Data listing
==============================

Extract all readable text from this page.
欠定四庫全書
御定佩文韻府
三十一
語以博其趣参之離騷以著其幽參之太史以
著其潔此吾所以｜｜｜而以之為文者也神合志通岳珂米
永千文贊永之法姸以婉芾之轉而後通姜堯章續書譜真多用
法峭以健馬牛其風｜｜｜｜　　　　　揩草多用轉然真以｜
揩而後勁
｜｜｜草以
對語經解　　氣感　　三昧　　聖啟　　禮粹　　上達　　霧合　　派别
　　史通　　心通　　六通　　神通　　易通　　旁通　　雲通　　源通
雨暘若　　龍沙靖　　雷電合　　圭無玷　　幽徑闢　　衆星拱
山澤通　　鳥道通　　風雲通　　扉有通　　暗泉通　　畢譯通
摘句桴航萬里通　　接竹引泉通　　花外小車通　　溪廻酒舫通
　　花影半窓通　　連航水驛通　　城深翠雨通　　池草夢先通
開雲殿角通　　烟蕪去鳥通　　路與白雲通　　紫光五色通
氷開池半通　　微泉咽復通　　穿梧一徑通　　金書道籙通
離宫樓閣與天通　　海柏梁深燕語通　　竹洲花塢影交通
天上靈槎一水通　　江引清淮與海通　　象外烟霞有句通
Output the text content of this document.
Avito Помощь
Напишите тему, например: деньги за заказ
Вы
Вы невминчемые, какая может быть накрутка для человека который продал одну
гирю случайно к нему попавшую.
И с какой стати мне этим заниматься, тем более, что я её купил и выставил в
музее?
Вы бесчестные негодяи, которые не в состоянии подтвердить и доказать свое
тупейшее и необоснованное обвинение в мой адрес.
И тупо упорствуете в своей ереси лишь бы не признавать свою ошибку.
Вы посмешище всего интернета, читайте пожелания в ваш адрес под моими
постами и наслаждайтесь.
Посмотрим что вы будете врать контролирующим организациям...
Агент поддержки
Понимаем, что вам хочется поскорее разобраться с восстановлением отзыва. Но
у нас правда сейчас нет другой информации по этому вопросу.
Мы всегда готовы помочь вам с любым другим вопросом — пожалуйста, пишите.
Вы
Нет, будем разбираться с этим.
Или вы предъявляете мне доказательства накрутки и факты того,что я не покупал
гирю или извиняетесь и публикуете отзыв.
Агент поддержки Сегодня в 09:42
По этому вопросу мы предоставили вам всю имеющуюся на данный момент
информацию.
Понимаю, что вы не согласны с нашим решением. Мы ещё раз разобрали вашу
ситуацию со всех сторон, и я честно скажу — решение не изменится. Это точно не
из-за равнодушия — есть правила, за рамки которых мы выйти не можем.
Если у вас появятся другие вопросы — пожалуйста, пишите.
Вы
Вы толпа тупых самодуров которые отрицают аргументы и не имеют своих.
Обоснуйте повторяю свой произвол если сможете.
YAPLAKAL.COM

==============================

- _Problem details_
Pick out each line in the material containing "адрес".

- _Result of this task_
тупейшее и необоснованное обвинение в мой адрес.
Вы посмешище всего интернета, читайте пожелания в ваш адрес под моими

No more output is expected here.